=== Entries ===

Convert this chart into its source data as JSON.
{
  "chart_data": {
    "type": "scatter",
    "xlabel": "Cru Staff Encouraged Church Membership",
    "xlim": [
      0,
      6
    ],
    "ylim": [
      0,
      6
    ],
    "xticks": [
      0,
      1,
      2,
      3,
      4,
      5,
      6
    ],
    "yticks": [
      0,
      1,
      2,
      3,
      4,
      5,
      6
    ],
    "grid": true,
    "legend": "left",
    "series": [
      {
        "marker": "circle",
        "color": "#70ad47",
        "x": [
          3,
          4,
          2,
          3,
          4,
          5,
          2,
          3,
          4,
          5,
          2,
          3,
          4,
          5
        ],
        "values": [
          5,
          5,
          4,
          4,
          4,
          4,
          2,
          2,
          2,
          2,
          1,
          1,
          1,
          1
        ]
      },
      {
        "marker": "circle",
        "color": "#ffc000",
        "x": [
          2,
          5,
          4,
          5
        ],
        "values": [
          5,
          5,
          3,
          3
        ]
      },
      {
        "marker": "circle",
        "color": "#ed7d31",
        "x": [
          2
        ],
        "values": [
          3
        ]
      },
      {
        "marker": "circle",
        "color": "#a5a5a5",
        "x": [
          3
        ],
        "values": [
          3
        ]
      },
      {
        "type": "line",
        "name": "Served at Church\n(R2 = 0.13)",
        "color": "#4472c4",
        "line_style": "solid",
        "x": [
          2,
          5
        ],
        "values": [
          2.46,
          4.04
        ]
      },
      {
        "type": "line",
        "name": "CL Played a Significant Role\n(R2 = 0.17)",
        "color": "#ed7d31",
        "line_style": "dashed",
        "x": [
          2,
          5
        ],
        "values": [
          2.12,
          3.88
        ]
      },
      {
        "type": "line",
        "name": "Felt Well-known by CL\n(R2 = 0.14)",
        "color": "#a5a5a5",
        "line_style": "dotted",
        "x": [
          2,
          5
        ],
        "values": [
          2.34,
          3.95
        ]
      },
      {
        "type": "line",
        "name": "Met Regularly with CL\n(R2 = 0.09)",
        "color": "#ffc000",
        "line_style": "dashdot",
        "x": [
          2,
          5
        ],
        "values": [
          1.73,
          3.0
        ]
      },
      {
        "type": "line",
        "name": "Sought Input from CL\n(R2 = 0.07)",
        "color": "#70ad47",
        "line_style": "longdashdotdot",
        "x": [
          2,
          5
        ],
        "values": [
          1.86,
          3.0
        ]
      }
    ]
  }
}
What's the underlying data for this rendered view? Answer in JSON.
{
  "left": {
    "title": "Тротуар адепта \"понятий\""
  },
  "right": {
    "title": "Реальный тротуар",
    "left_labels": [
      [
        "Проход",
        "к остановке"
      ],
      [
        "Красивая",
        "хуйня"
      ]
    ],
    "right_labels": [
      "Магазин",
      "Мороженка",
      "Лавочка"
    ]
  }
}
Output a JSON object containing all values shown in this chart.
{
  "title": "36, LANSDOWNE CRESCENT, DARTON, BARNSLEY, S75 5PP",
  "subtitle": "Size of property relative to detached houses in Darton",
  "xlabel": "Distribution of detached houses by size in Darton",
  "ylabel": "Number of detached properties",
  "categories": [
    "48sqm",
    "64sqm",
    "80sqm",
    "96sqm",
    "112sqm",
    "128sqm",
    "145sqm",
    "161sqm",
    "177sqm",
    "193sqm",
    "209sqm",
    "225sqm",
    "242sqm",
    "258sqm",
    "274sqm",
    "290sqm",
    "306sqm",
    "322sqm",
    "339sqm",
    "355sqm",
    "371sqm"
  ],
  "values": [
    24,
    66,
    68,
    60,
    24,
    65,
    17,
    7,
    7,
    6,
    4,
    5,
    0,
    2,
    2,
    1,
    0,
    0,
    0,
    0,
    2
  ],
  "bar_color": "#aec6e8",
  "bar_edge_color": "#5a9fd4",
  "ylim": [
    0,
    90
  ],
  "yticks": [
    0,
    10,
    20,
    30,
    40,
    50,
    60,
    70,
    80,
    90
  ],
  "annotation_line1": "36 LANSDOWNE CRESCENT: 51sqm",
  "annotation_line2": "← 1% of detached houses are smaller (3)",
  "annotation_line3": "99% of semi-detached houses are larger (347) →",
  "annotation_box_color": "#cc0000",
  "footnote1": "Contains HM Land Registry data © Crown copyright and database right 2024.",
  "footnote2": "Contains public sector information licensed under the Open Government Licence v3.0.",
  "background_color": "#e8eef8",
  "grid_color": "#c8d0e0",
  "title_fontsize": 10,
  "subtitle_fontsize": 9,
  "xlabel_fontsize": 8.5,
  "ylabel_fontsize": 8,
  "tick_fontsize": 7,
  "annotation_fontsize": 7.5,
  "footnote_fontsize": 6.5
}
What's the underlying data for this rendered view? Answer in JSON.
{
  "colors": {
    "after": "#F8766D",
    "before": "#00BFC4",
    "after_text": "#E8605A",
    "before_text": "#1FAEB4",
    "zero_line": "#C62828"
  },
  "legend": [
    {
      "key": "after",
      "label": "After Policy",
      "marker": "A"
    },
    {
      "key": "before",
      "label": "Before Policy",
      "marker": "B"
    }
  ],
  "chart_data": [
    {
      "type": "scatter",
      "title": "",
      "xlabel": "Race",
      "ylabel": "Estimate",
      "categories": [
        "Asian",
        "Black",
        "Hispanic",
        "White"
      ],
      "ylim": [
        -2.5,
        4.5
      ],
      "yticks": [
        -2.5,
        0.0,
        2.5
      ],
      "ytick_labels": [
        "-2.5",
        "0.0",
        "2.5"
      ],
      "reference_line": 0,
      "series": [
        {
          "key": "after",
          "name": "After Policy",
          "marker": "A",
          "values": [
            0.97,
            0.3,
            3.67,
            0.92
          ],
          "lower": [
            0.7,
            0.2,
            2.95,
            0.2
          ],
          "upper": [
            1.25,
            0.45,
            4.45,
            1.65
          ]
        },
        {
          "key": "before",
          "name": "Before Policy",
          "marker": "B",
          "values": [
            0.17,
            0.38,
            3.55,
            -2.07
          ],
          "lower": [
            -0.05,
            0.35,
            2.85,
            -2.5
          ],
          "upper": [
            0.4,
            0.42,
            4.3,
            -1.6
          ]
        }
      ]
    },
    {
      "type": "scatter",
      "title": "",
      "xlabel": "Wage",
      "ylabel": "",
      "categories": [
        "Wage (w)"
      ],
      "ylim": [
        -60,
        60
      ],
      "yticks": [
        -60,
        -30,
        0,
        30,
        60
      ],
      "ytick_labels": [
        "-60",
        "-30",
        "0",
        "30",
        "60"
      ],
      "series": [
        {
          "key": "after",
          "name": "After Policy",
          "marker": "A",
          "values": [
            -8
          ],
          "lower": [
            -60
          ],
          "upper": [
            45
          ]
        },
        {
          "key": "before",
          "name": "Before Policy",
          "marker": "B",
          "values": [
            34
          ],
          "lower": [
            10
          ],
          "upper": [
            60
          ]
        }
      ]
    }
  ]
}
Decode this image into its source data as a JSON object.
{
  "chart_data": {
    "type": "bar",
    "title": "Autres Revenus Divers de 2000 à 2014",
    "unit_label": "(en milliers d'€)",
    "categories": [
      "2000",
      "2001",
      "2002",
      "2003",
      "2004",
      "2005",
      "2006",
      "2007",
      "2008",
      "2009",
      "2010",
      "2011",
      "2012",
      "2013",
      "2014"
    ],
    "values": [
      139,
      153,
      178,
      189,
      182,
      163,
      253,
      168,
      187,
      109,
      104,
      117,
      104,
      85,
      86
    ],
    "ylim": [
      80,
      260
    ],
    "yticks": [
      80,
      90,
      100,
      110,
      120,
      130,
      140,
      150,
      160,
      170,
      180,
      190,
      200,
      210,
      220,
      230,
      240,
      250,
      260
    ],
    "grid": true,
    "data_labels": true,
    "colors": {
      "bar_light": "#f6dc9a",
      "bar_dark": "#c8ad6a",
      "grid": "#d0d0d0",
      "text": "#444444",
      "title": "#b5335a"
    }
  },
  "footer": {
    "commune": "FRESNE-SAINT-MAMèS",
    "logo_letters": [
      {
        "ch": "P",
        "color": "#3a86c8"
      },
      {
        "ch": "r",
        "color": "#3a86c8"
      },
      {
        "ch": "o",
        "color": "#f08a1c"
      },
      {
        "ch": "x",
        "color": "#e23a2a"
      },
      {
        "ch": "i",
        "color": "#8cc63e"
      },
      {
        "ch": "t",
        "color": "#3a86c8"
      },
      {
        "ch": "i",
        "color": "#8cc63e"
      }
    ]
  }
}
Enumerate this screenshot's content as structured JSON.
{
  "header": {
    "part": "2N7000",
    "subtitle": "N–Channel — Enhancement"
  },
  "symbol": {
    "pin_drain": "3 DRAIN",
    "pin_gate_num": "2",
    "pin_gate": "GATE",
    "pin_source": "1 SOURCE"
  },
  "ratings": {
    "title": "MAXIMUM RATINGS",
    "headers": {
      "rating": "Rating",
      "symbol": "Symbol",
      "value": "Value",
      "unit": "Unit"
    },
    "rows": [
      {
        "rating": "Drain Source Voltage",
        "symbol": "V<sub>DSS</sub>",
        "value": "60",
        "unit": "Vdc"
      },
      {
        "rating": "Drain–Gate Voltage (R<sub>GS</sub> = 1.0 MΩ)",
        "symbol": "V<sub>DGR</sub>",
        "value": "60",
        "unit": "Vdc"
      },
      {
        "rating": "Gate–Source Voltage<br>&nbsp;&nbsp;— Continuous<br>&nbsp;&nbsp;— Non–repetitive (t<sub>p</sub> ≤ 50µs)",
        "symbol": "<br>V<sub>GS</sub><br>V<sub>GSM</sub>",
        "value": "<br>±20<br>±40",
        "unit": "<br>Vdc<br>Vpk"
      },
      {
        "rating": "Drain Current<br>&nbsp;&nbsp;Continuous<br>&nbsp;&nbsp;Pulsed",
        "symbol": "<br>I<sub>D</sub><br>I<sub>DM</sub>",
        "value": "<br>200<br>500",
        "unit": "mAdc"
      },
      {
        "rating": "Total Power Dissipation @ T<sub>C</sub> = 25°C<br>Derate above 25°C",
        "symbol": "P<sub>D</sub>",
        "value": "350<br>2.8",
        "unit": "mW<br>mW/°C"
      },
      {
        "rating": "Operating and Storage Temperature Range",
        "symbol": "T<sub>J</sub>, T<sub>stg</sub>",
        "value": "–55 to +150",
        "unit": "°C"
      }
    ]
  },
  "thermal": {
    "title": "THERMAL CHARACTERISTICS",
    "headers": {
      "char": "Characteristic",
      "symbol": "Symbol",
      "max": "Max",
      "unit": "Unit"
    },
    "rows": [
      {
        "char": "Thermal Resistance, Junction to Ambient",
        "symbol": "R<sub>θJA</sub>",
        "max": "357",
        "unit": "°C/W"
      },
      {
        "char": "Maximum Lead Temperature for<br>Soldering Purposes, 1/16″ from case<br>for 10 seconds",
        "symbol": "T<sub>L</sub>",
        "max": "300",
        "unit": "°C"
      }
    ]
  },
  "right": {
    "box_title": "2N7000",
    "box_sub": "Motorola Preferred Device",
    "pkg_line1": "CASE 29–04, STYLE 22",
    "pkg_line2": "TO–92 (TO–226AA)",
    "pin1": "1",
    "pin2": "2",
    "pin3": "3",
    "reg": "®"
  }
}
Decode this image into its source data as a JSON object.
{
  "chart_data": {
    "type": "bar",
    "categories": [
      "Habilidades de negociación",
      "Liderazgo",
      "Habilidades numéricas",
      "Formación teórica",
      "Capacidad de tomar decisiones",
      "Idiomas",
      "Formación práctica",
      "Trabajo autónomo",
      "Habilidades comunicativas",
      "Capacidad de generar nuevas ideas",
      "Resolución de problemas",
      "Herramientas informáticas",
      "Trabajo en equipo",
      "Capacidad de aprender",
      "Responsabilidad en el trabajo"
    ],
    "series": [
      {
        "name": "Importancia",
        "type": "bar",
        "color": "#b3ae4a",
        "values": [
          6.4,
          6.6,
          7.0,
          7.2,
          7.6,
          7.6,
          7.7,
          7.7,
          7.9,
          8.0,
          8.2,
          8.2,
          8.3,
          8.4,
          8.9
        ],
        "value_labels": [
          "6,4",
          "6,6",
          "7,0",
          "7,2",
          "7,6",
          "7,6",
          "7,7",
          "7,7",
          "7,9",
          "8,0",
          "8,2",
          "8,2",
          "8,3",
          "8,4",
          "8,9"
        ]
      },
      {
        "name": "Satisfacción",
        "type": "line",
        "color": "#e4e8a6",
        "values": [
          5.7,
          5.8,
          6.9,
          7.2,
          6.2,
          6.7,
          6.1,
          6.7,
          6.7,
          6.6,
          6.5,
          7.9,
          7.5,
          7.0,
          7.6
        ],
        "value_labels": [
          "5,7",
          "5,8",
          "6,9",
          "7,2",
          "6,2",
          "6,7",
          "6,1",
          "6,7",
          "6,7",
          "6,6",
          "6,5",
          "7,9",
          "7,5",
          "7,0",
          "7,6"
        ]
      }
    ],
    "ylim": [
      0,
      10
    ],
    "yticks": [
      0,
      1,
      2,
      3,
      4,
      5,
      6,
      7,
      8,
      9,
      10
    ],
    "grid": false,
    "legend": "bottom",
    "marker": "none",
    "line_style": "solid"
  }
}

===

Count all lines of the data that include "this". The answer is the number alone.

• **Complete response**: 7